(Data items)
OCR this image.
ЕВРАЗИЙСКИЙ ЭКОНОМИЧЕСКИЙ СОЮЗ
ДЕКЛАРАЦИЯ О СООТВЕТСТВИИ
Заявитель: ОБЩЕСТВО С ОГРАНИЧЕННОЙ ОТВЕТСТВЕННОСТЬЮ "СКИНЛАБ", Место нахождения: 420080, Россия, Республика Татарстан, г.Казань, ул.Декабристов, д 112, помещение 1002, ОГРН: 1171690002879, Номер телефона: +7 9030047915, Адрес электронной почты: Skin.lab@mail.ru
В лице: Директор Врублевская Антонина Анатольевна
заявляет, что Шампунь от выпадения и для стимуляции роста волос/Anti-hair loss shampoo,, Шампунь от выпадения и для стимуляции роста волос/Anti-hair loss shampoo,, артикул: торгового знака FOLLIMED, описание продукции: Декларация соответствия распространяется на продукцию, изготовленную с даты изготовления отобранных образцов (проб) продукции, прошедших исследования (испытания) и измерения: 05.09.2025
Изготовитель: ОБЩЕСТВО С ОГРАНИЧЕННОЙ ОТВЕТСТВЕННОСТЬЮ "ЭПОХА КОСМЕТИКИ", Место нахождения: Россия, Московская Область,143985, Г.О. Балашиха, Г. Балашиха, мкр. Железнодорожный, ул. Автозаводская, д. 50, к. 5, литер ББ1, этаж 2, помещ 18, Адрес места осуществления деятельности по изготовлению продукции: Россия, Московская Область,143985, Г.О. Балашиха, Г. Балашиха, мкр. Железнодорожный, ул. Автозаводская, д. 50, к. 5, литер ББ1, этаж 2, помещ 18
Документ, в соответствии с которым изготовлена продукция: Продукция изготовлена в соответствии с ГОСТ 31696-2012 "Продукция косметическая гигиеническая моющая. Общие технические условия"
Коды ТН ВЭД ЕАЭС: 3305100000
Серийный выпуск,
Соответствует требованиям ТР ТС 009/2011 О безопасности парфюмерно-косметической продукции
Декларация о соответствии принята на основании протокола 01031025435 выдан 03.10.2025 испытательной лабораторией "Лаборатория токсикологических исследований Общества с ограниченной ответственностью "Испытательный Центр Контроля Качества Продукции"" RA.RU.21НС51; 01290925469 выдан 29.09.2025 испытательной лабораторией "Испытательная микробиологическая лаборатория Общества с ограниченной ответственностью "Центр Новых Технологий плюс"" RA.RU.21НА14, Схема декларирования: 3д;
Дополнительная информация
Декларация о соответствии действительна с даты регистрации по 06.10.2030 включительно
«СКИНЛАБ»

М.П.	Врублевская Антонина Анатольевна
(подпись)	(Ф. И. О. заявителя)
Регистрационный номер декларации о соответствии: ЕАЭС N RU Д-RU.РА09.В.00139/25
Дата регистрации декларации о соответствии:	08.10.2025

Do this -
Extract every entry above as it appears.

Full solution -
OCR this image.
ЕВРАЗИЙСКИЙ ЭКОНОМИЧЕСКИЙ СОЮЗ
ДЕКЛАРАЦИЯ О СООТВЕТСТВИИ
Заявитель: ОБЩЕСТВО С ОГРАНИЧЕННОЙ ОТВЕТСТВЕННОСТЬЮ "СКИНЛАБ", Место нахождения: 420080, Россия, Республика Татарстан, г.Казань, ул.Декабристов, д 112, помещение 1002, ОГРН: 1171690002879, Номер телефона: +7 9030047915, Адрес электронной почты: Skin.lab@mail.ru
В лице: Директор Врублевская Антонина Анатольевна
заявляет, что Шампунь от выпадения и для стимуляции роста волос/Anti-hair loss shampoo,, Шампунь от выпадения и для стимуляции роста волос/Anti-hair loss shampoo,, артикул: торгового знака FOLLIMED, описание продукции: Декларация соответствия распространяется на продукцию, изготовленную с даты изготовления отобранных образцов (проб) продукции, прошедших исследования (испытания) и измерения: 05.09.2025
Изготовитель: ОБЩЕСТВО С ОГРАНИЧЕННОЙ ОТВЕТСТВЕННОСТЬЮ "ЭПОХА КОСМЕТИКИ", Место нахождения: Россия, Московская Область,143985, Г.О. Балашиха, Г. Балашиха, мкр. Железнодорожный, ул. Автозаводская, д. 50, к. 5, литер ББ1, этаж 2, помещ 18, Адрес места осуществления деятельности по изготовлению продукции: Россия, Московская Область,143985, Г.О. Балашиха, Г. Балашиха, мкр. Железнодорожный, ул. Автозаводская, д. 50, к. 5, литер ББ1, этаж 2, помещ 18
Документ, в соответствии с которым изготовлена продукция: Продукция изготовлена в соответствии с ГОСТ 31696-2012 "Продукция косметическая гигиеническая моющая. Общие технические условия"
Коды ТН ВЭД ЕАЭС: 3305100000
Серийный выпуск,
Соответствует требованиям ТР ТС 009/2011 О безопасности парфюмерно-косметической продукции
Декларация о соответствии принята на основании протокола 01031025435 выдан 03.10.2025 испытательной лабораторией "Лаборатория токсикологических исследований Общества с ограниченной ответственностью "Испытательный Центр Контроля Качества Продукции"" RA.RU.21НС51; 01290925469 выдан 29.09.2025 испытательной лабораторией "Испытательная микробиологическая лаборатория Общества с ограниченной ответственностью "Центр Новых Технологий плюс"" RA.RU.21НА14, Схема декларирования: 3д;
Дополнительная информация
Декларация о соответствии действительна с даты регистрации по 06.10.2030 включительно
«СКИНЛАБ»

М.П.	Врублевская Антонина Анатольевна
(подпись)	(Ф. И. О. заявителя)
Регистрационный номер декларации о соответствии: ЕАЭС N RU Д-RU.РА09.В.00139/25
Дата регистрации декларации о соответствии:	08.10.2025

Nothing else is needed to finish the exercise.